• **Task directions**
Scan the lines below for the string "courses" and copy every one that has it.

(A block of data)

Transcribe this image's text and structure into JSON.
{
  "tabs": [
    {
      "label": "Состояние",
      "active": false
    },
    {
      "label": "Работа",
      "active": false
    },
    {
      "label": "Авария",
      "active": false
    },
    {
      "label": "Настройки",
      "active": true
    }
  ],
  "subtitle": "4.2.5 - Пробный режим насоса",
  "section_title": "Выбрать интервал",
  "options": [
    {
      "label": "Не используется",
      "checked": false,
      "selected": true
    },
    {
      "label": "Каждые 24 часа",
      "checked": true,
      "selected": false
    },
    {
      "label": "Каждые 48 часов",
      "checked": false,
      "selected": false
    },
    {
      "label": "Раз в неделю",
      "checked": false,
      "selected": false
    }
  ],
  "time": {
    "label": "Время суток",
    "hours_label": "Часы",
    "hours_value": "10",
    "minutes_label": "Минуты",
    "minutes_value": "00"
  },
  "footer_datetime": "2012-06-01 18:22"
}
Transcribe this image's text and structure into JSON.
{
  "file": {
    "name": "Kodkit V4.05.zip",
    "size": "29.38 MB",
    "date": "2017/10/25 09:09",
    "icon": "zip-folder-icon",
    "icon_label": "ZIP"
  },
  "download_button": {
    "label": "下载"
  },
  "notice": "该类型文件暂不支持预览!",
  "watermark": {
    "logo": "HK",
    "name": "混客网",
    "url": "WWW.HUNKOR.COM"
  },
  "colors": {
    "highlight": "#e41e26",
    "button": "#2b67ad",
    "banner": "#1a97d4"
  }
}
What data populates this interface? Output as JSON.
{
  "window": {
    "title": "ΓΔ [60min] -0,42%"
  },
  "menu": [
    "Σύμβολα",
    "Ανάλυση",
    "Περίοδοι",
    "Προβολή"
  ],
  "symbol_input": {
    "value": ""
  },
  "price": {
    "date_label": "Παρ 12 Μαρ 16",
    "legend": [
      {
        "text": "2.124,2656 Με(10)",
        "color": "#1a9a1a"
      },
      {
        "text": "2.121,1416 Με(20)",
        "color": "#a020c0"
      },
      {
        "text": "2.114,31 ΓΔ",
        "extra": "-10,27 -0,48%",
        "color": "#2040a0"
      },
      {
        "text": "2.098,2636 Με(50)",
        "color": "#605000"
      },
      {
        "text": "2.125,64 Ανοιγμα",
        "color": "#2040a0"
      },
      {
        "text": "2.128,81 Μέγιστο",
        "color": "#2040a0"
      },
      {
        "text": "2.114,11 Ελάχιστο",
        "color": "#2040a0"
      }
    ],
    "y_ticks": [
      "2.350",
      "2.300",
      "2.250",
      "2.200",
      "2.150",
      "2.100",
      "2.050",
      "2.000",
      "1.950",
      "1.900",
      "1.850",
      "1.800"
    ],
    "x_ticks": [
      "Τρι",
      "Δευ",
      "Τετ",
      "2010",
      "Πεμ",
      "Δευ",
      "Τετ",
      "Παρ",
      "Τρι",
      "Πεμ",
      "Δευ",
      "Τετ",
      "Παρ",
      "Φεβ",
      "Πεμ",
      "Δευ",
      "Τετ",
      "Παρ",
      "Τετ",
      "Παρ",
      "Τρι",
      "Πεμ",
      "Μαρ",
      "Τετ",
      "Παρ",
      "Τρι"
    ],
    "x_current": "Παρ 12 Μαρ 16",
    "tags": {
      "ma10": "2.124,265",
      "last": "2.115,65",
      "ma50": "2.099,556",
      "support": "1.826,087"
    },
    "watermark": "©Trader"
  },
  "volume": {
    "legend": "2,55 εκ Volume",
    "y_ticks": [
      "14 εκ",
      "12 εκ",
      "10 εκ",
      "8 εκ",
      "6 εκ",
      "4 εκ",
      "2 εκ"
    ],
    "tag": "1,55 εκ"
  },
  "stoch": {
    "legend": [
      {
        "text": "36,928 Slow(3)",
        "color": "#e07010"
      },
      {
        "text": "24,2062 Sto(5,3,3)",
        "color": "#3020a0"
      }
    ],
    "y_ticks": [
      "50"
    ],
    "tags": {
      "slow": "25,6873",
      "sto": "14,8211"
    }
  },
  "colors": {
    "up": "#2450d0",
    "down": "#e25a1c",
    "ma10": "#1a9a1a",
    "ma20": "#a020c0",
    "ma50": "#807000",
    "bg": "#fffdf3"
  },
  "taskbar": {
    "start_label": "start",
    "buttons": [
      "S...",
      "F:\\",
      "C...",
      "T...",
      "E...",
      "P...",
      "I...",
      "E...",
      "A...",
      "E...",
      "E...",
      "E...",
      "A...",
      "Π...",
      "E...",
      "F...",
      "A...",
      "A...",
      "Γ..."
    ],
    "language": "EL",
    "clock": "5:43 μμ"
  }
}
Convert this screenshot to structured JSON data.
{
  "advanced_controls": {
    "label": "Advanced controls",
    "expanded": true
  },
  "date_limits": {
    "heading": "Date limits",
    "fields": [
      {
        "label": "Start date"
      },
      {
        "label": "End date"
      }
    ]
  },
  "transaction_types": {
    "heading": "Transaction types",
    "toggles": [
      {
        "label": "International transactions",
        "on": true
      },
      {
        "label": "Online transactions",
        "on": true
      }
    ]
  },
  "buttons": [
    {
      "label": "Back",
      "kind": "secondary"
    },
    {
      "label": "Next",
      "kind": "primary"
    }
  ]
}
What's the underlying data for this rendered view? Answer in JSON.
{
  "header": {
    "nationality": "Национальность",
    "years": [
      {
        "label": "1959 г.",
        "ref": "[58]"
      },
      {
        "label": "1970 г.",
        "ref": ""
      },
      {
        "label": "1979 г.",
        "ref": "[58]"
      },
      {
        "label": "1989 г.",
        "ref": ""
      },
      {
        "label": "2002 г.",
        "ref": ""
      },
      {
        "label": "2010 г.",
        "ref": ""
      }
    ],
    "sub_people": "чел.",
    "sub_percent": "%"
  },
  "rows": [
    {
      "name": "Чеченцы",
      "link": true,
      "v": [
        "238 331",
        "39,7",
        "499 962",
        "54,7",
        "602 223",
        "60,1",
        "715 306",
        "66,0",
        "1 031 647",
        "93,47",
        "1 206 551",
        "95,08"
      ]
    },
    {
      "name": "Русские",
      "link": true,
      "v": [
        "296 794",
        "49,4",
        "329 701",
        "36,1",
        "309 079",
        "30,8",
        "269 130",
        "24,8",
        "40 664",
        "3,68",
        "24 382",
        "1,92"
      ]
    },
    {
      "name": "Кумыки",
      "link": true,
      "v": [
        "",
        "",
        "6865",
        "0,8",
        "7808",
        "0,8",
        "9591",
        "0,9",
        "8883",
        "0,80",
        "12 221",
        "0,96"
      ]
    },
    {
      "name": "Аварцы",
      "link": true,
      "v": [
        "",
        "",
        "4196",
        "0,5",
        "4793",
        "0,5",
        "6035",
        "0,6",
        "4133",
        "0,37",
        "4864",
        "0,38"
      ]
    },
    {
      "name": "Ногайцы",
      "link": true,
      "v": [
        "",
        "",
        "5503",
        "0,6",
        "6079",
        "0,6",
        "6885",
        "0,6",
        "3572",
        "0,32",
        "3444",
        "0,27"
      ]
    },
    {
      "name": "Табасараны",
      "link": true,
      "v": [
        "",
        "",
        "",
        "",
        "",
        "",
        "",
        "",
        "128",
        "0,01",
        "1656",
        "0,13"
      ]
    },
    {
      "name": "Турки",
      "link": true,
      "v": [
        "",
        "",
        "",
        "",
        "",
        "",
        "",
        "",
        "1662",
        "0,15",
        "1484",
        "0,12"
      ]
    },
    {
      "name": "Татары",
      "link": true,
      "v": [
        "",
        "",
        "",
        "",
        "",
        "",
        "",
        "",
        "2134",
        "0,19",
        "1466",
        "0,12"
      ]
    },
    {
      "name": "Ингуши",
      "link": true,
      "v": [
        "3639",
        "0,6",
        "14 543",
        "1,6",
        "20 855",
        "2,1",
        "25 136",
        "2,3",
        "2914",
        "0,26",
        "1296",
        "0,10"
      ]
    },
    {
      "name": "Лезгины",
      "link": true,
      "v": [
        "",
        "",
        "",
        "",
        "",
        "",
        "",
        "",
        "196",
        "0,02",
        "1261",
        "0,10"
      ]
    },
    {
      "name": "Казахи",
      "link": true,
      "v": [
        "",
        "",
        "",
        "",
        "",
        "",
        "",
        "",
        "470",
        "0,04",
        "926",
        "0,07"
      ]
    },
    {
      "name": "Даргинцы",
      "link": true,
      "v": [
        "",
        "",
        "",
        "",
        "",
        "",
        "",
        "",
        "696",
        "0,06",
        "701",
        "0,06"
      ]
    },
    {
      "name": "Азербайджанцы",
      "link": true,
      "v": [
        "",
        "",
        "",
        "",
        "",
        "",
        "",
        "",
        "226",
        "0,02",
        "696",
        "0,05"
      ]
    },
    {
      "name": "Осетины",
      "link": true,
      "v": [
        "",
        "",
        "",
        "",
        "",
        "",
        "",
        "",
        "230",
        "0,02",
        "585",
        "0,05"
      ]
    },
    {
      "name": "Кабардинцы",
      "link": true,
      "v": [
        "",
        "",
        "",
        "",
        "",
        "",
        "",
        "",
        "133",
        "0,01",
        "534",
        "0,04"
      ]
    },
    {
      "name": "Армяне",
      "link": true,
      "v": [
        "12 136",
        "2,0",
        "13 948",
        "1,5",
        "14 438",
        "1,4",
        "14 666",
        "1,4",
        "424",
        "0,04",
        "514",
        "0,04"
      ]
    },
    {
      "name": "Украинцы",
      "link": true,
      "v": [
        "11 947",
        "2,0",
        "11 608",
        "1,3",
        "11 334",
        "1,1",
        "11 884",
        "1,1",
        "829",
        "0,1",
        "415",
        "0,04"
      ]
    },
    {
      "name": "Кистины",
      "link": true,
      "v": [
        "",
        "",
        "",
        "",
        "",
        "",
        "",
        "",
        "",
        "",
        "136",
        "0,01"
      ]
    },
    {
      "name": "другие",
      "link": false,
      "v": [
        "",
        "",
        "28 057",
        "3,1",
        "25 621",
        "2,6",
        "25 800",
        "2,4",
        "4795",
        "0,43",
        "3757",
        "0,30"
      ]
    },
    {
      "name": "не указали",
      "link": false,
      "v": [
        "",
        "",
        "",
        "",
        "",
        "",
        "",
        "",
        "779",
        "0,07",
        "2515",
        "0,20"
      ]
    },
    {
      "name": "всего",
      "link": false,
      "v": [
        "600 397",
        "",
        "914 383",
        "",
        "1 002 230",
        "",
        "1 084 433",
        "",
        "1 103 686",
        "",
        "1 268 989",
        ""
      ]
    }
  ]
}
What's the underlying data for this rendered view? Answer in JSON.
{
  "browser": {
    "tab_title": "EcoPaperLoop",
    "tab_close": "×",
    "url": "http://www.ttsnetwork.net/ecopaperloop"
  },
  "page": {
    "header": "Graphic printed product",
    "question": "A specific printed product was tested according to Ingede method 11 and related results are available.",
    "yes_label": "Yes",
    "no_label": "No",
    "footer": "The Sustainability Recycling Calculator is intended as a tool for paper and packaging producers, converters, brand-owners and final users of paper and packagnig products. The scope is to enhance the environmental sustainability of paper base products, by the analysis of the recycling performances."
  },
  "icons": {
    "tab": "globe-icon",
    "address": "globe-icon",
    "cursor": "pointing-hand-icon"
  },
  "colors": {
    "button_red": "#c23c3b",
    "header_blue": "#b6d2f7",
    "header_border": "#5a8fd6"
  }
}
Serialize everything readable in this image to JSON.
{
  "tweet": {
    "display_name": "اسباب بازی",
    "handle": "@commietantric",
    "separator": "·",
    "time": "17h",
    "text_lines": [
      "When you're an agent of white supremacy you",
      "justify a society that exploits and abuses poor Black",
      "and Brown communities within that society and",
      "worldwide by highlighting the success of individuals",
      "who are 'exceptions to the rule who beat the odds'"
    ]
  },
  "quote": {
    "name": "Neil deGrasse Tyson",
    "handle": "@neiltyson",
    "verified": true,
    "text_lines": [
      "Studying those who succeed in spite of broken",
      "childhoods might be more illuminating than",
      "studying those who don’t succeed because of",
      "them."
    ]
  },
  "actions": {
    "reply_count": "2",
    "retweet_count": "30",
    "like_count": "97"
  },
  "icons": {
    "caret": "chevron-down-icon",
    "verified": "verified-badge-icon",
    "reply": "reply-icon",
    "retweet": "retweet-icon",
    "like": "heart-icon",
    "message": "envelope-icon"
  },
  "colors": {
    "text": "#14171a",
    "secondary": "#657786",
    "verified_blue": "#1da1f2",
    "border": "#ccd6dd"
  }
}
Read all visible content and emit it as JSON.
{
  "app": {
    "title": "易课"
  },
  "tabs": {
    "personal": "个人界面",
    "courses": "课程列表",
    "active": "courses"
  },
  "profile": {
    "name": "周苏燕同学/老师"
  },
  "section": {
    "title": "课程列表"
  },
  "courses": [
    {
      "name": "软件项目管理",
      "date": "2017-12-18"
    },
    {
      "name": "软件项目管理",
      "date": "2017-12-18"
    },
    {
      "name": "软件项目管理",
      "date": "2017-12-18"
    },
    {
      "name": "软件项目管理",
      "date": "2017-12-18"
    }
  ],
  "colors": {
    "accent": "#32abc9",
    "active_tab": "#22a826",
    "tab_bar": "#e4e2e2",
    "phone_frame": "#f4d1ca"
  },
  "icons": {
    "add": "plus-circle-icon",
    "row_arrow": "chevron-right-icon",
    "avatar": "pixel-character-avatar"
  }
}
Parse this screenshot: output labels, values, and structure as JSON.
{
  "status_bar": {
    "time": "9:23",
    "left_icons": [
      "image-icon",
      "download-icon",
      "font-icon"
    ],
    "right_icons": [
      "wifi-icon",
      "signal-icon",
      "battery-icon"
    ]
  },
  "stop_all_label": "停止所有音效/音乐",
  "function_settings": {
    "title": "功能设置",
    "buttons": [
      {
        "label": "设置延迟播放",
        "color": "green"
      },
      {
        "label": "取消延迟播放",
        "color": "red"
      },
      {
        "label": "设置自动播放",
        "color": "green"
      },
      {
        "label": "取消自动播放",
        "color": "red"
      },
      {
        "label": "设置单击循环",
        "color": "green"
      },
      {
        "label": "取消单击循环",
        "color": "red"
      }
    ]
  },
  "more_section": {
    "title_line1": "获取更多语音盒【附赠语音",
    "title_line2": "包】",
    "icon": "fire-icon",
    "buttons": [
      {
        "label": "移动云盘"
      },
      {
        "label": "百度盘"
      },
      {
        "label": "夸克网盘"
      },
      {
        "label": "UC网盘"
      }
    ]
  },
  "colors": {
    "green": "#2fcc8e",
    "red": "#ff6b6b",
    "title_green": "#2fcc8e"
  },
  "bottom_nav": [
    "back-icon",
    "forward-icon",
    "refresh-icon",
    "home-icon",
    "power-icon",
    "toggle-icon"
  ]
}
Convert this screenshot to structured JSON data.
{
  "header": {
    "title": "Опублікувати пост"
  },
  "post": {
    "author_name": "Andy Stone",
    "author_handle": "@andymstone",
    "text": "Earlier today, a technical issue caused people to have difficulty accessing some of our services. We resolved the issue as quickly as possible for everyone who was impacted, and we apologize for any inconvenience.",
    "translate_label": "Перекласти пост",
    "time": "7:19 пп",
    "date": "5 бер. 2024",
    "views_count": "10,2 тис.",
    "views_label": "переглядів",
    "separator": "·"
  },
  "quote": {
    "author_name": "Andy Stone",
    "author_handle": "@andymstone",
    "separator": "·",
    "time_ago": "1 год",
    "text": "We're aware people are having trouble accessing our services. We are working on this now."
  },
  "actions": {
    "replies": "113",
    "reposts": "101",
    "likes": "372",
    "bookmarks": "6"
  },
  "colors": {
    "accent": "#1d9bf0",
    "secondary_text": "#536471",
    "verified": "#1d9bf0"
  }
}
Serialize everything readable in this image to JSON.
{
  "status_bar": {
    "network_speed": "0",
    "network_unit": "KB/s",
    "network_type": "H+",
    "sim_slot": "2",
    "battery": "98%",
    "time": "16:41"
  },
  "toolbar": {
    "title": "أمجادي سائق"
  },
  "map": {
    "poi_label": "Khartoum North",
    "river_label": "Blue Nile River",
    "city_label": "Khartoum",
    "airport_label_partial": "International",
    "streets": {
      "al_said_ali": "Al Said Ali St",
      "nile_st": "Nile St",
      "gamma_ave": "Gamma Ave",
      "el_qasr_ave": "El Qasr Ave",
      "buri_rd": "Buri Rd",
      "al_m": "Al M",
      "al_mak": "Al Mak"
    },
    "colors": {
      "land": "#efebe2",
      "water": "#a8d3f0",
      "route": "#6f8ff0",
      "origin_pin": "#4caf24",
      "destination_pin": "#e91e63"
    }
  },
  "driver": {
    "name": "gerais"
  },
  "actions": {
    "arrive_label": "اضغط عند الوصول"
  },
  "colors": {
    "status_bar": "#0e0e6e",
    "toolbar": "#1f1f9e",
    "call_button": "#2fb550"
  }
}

• **Answer in full**
    "courses": "课程列表",
    "active": "courses"
  "courses": [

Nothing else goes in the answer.